::: Source records :::
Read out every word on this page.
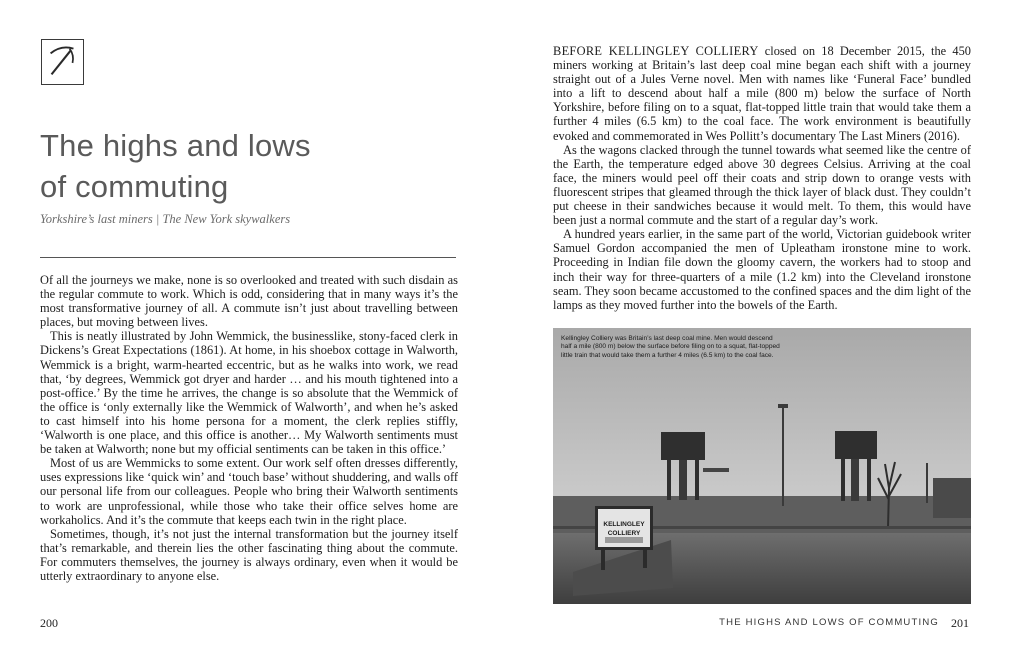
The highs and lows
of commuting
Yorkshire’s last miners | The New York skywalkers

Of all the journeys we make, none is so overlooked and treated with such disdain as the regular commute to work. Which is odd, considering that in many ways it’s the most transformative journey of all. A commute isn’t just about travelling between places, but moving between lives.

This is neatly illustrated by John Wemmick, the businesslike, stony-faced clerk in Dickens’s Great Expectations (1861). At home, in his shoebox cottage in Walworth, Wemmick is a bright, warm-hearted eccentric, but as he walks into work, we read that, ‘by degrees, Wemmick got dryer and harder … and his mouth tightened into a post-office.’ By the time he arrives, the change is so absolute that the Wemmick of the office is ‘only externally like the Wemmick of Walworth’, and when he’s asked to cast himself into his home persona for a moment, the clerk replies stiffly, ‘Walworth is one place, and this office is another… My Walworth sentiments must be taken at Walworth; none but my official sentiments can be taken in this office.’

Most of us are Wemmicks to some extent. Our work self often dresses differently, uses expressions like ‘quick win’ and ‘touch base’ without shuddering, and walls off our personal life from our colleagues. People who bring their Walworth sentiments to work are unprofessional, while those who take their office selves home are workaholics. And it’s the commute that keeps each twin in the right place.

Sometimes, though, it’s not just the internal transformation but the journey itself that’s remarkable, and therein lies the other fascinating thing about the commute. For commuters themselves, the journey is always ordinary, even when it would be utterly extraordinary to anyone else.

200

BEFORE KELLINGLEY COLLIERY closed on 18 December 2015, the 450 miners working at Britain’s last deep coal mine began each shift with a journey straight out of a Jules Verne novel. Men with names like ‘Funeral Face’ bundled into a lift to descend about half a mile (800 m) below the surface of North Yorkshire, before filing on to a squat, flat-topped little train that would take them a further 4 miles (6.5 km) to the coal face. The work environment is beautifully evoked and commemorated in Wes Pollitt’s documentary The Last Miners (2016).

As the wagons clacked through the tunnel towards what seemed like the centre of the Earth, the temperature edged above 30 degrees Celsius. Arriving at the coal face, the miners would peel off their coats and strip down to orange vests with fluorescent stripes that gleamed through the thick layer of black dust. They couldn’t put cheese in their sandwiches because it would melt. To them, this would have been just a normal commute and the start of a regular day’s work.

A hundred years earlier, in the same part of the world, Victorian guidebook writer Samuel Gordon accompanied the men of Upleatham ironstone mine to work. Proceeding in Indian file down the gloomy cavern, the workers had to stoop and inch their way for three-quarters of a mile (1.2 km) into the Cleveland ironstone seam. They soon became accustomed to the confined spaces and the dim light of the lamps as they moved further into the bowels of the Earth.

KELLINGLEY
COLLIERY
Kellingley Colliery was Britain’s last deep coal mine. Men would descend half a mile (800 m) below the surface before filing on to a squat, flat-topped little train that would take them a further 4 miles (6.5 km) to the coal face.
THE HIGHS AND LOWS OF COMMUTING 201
:::
» **Problem statement**: In the material above, show every line where the word "below" turns up.

» **Exercise answer**:
BEFORE KELLINGLEY COLLIERY closed on 18 December 2015, the 450 miners working at Britain’s last deep coal mine began each shift with a journey straight out of a Jules Verne novel. Men with names like ‘Funeral Face’ bundled into a lift to descend about half a mile (800 m) below the surface of North Yorkshire, before filing on to a squat, flat-topped little train that would take them a further 4 miles (6.5 km) to the coal face. The work environment is beautifully evoked and commemorated in Wes Pollitt’s documentary The Last Miners (2016).
Kellingley Colliery was Britain’s last deep coal mine. Men would descend half a mile (800 m) below the surface before filing on to a squat, flat-topped little train that would take them a further 4 miles (6.5 km) to the coal face.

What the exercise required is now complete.